Entries supplied:
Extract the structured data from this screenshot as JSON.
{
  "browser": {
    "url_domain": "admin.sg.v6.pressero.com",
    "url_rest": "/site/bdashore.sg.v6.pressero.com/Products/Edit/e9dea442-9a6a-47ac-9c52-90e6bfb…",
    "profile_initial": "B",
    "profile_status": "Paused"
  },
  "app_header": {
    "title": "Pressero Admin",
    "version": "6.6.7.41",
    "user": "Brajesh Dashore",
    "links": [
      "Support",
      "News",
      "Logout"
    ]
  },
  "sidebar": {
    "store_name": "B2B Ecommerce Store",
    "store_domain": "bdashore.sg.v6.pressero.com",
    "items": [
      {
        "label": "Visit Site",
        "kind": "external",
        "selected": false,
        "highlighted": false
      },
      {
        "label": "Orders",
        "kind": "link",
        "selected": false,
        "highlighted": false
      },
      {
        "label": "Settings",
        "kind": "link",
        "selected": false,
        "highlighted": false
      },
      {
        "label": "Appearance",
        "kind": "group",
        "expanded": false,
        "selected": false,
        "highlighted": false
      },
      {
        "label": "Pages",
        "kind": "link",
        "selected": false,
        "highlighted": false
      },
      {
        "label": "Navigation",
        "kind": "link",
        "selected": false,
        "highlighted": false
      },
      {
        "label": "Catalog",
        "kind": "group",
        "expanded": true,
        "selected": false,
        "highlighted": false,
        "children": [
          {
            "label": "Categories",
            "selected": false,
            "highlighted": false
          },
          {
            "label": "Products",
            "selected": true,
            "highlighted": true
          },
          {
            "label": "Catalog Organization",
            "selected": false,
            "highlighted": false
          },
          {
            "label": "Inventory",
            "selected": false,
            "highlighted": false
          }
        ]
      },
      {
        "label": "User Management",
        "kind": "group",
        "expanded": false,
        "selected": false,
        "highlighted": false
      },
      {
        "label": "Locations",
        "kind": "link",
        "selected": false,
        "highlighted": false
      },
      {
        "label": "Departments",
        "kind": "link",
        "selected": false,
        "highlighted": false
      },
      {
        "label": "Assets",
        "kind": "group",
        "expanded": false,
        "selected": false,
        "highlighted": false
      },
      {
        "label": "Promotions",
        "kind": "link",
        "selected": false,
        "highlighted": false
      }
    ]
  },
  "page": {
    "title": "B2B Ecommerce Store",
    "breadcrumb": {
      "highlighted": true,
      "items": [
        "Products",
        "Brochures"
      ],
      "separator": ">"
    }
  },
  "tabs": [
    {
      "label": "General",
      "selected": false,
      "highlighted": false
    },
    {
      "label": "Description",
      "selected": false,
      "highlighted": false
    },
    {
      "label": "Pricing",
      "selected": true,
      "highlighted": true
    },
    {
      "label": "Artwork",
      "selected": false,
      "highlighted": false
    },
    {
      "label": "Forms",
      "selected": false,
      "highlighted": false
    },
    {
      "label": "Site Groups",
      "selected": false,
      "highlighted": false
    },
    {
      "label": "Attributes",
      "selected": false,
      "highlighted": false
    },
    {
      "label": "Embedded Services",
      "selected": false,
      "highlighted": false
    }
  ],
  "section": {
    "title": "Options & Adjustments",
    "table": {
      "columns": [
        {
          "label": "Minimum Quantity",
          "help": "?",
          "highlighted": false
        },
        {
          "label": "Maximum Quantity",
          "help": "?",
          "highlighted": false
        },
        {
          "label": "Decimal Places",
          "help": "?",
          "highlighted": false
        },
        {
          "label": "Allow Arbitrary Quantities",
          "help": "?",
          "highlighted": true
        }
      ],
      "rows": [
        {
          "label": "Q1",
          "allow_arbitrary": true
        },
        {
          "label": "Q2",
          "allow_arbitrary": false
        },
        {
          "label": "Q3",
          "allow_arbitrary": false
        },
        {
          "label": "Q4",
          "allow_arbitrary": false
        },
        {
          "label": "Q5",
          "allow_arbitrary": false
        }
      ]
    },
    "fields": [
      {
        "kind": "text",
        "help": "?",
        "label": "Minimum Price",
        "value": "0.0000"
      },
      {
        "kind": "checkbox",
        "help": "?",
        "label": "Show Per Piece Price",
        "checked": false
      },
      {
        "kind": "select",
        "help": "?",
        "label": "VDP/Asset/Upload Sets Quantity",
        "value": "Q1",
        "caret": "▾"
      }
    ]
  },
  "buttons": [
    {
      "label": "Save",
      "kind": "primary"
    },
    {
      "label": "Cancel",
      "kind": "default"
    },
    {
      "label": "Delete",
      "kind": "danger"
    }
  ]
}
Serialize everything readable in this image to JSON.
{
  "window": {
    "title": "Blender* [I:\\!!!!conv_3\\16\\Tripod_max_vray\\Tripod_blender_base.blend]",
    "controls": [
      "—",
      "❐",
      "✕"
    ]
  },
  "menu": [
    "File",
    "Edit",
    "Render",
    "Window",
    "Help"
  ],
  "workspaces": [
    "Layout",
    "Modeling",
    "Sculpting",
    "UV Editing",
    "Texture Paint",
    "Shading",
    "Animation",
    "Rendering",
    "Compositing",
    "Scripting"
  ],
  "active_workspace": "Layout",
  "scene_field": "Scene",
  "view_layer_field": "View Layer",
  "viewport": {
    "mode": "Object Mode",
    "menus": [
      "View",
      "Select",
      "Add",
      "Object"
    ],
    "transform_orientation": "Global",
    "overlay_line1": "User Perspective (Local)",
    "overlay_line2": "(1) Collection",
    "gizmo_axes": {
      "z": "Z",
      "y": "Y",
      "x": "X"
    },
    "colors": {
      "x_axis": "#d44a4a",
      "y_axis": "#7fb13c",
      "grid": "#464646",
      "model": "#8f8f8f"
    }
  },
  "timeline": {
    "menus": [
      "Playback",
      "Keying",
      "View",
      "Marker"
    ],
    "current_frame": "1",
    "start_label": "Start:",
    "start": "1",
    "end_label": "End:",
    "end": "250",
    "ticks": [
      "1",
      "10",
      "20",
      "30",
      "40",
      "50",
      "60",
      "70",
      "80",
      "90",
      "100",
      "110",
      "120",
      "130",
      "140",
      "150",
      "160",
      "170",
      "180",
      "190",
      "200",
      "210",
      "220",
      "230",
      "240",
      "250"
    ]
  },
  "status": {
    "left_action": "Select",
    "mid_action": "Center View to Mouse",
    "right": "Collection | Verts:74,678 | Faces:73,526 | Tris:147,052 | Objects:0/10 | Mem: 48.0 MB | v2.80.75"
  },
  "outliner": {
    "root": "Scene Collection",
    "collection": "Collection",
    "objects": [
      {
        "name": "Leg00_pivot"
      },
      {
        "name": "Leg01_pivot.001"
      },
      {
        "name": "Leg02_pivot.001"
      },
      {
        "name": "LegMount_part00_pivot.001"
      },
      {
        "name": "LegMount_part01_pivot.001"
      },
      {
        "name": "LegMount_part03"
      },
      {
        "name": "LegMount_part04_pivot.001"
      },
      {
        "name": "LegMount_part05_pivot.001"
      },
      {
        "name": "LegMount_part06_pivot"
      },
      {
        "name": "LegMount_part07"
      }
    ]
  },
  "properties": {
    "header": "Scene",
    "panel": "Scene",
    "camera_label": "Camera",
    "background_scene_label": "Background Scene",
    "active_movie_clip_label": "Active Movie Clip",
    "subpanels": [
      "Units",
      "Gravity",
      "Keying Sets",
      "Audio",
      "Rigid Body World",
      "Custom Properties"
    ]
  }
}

Exercise description: Restate the data above word for word.

Task answer:
Extract the structured data from this screenshot as JSON.
{
  "browser": {
    "url_domain": "admin.sg.v6.pressero.com",
    "url_rest": "/site/bdashore.sg.v6.pressero.com/Products/Edit/e9dea442-9a6a-47ac-9c52-90e6bfb…",
    "profile_initial": "B",
    "profile_status": "Paused"
  },
  "app_header": {
    "title": "Pressero Admin",
    "version": "6.6.7.41",
    "user": "Brajesh Dashore",
    "links": [
      "Support",
      "News",
      "Logout"
    ]
  },
  "sidebar": {
    "store_name": "B2B Ecommerce Store",
    "store_domain": "bdashore.sg.v6.pressero.com",
    "items": [
      {
        "label": "Visit Site",
        "kind": "external",
        "selected": false,
        "highlighted": false
      },
      {
        "label": "Orders",
        "kind": "link",
        "selected": false,
        "highlighted": false
      },
      {
        "label": "Settings",
        "kind": "link",
        "selected": false,
        "highlighted": false
      },
      {
        "label": "Appearance",
        "kind": "group",
        "expanded": false,
        "selected": false,
        "highlighted": false
      },
      {
        "label": "Pages",
        "kind": "link",
        "selected": false,
        "highlighted": false
      },
      {
        "label": "Navigation",
        "kind": "link",
        "selected": false,
        "highlighted": false
      },
      {
        "label": "Catalog",
        "kind": "group",
        "expanded": true,
        "selected": false,
        "highlighted": false,
        "children": [
          {
            "label": "Categories",
            "selected": false,
            "highlighted": false
          },
          {
            "label": "Products",
            "selected": true,
            "highlighted": true
          },
          {
            "label": "Catalog Organization",
            "selected": false,
            "highlighted": false
          },
          {
            "label": "Inventory",
            "selected": false,
            "highlighted": false
          }
        ]
      },
      {
        "label": "User Management",
        "kind": "group",
        "expanded": false,
        "selected": false,
        "highlighted": false
      },
      {
        "label": "Locations",
        "kind": "link",
        "selected": false,
        "highlighted": false
      },
      {
        "label": "Departments",
        "kind": "link",
        "selected": false,
        "highlighted": false
      },
      {
        "label": "Assets",
        "kind": "group",
        "expanded": false,
        "selected": false,
        "highlighted": false
      },
      {
        "label": "Promotions",
        "kind": "link",
        "selected": false,
        "highlighted": false
      }
    ]
  },
  "page": {
    "title": "B2B Ecommerce Store",
    "breadcrumb": {
      "highlighted": true,
      "items": [
        "Products",
        "Brochures"
      ],
      "separator": ">"
    }
  },
  "tabs": [
    {
      "label": "General",
      "selected": false,
      "highlighted": false
    },
    {
      "label": "Description",
      "selected": false,
      "highlighted": false
    },
    {
      "label": "Pricing",
      "selected": true,
      "highlighted": true
    },
    {
      "label": "Artwork",
      "selected": false,
      "highlighted": false
    },
    {
      "label": "Forms",
      "selected": false,
      "highlighted": false
    },
    {
      "label": "Site Groups",
      "selected": false,
      "highlighted": false
    },
    {
      "label": "Attributes",
      "selected": false,
      "highlighted": false
    },
    {
      "label": "Embedded Services",
      "selected": false,
      "highlighted": false
    }
  ],
  "section": {
    "title": "Options & Adjustments",
    "table": {
      "columns": [
        {
          "label": "Minimum Quantity",
          "help": "?",
          "highlighted": false
        },
        {
          "label": "Maximum Quantity",
          "help": "?",
          "highlighted": false
        },
        {
          "label": "Decimal Places",
          "help": "?",
          "highlighted": false
        },
        {
          "label": "Allow Arbitrary Quantities",
          "help": "?",
          "highlighted": true
        }
      ],
      "rows": [
        {
          "label": "Q1",
          "allow_arbitrary": true
        },
        {
          "label": "Q2",
          "allow_arbitrary": false
        },
        {
          "label": "Q3",
          "allow_arbitrary": false
        },
        {
          "label": "Q4",
          "allow_arbitrary": false
        },
        {
          "label": "Q5",
          "allow_arbitrary": false
        }
      ]
    },
    "fields": [
      {
        "kind": "text",
        "help": "?",
        "label": "Minimum Price",
        "value": "0.0000"
      },
      {
        "kind": "checkbox",
        "help": "?",
        "label": "Show Per Piece Price",
        "checked": false
      },
      {
        "kind": "select",
        "help": "?",
        "label": "VDP/Asset/Upload Sets Quantity",
        "value": "Q1",
        "caret": "▾"
      }
    ]
  },
  "buttons": [
    {
      "label": "Save",
      "kind": "primary"
    },
    {
      "label": "Cancel",
      "kind": "default"
    },
    {
      "label": "Delete",
      "kind": "danger"
    }
  ]
}
Serialize everything readable in this image to JSON.
{
  "window": {
    "title": "Blender* [I:\\!!!!conv_3\\16\\Tripod_max_vray\\Tripod_blender_base.blend]",
    "controls": [
      "—",
      "❐",
      "✕"
    ]
  },
  "menu": [
    "File",
    "Edit",
    "Render",
    "Window",
    "Help"
  ],
  "workspaces": [
    "Layout",
    "Modeling",
    "Sculpting",
    "UV Editing",
    "Texture Paint",
    "Shading",
    "Animation",
    "Rendering",
    "Compositing",
    "Scripting"
  ],
  "active_workspace": "Layout",
  "scene_field": "Scene",
  "view_layer_field": "View Layer",
  "viewport": {
    "mode": "Object Mode",
    "menus": [
      "View",
      "Select",
      "Add",
      "Object"
    ],
    "transform_orientation": "Global",
    "overlay_line1": "User Perspective (Local)",
    "overlay_line2": "(1) Collection",
    "gizmo_axes": {
      "z": "Z",
      "y": "Y",
      "x": "X"
    },
    "colors": {
      "x_axis": "#d44a4a",
      "y_axis": "#7fb13c",
      "grid": "#464646",
      "model": "#8f8f8f"
    }
  },
  "timeline": {
    "menus": [
      "Playback",
      "Keying",
      "View",
      "Marker"
    ],
    "current_frame": "1",
    "start_label": "Start:",
    "start": "1",
    "end_label": "End:",
    "end": "250",
    "ticks": [
      "1",
      "10",
      "20",
      "30",
      "40",
      "50",
      "60",
      "70",
      "80",
      "90",
      "100",
      "110",
      "120",
      "130",
      "140",
      "150",
      "160",
      "170",
      "180",
      "190",
      "200",
      "210",
      "220",
      "230",
      "240",
      "250"
    ]
  },
  "status": {
    "left_action": "Select",
    "mid_action": "Center View to Mouse",
    "right": "Collection | Verts:74,678 | Faces:73,526 | Tris:147,052 | Objects:0/10 | Mem: 48.0 MB | v2.80.75"
  },
  "outliner": {
    "root": "Scene Collection",
    "collection": "Collection",
    "objects": [
      {
        "name": "Leg00_pivot"
      },
      {
        "name": "Leg01_pivot.001"
      },
      {
        "name": "Leg02_pivot.001"
      },
      {
        "name": "LegMount_part00_pivot.001"
      },
      {
        "name": "LegMount_part01_pivot.001"
      },
      {
        "name": "LegMount_part03"
      },
      {
        "name": "LegMount_part04_pivot.001"
      },
      {
        "name": "LegMount_part05_pivot.001"
      },
      {
        "name": "LegMount_part06_pivot"
      },
      {
        "name": "LegMount_part07"
      }
    ]
  },
  "properties": {
    "header": "Scene",
    "panel": "Scene",
    "camera_label": "Camera",
    "background_scene_label": "Background Scene",
    "active_movie_clip_label": "Active Movie Clip",
    "subpanels": [
      "Units",
      "Gravity",
      "Keying Sets",
      "Audio",
      "Rigid Body World",
      "Custom Properties"
    ]
  }
}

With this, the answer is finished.